-------- SUPPLIED TEXT
Sunday 9 March 2014

Down The Penninsula 3: Harbouring Illusions




Mousehole, Cornwall, February 2014


When I was a child, my family periodically gathered at the house of an Aunt and Uncle.  The ritual often involved an extensive slide show of photos from their most recent holiday and, whilst I enjoyed the sense of occasion, (carousel loaded, - remote control ready, - lights out…), I now suspect that the numerous similar images of my relatives aboard a canal barge, on various sections of Britain’s canal network, would have only limited appeal to anyone outside our immediate family.  Time, (and technology), move on, but I have the occasional suspicion I just might be involved in an online variant of the same process.



Mousehole, Cornwall, February 2014.  My Rented Cottage Is Part Of The Terrace
At Upper Centre.


So, I apologise in advance to anyone already tired of viewing images from my recent Cornish sojourn.  This post includes a miscellany of shots that could be said to fit into a number of categories, but mostly just seem to relate to my ramblings in one way or another.  Hopefully, those observations and meditations elevate all this a little beyond the level of simple holiday snaps.  I guess it’s in the nature of any blog to be slightly self-indulgent, and these posts have at least reflected some of my most recent trains of thought.  I do believe that any meaningful creative practice is a way of life rather than merely an occupation, and it all feeds back into my artwork eventually, however obliquely.  We’ll be back to urban road systems, peeling posters and Midlands grey before long, - I promise.
----------------
-------- INFORMATION GIVEN
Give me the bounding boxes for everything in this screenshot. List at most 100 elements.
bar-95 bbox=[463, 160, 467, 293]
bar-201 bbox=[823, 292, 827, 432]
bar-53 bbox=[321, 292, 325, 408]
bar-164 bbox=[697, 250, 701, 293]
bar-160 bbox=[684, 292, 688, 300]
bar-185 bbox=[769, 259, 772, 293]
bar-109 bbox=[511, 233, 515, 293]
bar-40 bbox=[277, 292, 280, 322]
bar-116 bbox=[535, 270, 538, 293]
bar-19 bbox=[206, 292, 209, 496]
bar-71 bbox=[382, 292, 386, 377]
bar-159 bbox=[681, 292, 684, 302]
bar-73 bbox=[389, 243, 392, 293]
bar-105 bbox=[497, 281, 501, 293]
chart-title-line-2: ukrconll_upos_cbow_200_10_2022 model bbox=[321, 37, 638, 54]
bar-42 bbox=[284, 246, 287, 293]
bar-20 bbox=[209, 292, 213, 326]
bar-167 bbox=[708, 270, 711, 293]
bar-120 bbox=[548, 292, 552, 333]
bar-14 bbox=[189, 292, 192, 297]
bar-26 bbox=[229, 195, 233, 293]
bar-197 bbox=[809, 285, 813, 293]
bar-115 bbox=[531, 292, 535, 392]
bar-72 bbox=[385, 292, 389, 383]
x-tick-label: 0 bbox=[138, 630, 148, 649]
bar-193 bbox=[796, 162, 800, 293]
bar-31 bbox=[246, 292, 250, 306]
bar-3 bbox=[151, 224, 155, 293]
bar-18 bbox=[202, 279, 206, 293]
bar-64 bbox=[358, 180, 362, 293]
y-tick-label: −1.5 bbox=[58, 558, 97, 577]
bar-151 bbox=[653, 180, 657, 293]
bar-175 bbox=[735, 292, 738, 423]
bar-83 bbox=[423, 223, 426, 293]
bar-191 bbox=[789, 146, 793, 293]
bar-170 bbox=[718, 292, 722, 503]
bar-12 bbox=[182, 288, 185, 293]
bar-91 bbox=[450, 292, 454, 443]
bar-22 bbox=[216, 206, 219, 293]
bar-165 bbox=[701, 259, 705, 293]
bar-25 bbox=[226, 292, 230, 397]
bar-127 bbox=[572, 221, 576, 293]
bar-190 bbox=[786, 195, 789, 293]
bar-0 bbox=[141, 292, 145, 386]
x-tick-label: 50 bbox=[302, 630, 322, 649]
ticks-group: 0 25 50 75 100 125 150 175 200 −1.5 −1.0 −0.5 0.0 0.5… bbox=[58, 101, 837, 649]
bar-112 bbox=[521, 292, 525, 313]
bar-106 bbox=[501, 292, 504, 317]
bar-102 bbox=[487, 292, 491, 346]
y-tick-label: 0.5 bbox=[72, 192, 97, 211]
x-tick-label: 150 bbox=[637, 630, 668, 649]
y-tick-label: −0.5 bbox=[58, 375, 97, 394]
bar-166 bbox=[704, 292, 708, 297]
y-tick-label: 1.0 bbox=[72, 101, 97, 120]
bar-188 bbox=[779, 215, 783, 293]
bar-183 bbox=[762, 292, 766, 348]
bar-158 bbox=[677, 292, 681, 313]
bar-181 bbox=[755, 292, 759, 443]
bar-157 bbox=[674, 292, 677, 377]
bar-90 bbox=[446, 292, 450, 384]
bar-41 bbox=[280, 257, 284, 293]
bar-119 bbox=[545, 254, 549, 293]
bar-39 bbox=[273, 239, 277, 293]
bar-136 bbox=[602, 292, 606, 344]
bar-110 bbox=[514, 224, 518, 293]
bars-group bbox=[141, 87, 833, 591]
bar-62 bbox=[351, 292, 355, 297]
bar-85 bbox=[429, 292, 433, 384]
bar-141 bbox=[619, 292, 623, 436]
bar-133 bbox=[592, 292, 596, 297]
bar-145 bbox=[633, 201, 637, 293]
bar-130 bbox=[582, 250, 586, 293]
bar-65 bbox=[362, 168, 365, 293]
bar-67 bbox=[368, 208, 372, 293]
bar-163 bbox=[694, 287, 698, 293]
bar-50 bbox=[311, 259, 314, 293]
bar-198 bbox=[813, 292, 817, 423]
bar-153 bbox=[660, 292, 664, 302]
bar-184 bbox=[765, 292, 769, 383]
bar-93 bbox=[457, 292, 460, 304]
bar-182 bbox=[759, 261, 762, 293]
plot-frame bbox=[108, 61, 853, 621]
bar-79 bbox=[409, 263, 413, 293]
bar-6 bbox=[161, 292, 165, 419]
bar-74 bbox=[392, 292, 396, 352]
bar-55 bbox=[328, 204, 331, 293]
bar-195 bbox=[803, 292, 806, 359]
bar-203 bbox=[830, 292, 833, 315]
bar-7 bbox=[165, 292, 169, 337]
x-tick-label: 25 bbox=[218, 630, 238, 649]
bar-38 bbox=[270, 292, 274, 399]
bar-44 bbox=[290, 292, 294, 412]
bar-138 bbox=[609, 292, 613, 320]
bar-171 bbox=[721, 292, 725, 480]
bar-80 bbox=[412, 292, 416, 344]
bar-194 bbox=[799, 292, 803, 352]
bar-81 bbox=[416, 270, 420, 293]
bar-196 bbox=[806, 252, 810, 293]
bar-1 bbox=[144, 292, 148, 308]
----------------
▶ [EXERCISE GOAL] Return the passage of the Mousehole blog post starting with "Down The Penninsula" and going on through "At Upper Centre.", copied word for word.

▶ [SOLUTION]
Down The Penninsula 3: Harbouring Illusions




Mousehole, Cornwall, February 2014


When I was a child, my family periodically gathered at the house of an Aunt and Uncle.  The ritual often involved an extensive slide show of photos from their most recent holiday and, whilst I enjoyed the sense of occasion, (carousel loaded, - remote control ready, - lights out…), I now suspect that the numerous similar images of my relatives aboard a canal barge, on various sections of Britain’s canal network, would have only limited appeal to anyone outside our immediate family.  Time, (and technology), move on, but I have the occasional suspicion I just might be involved in an online variant of the same process.



Mousehole, Cornwall, February 2014.  My Rented Cottage Is Part Of The Terrace
At Upper Centre.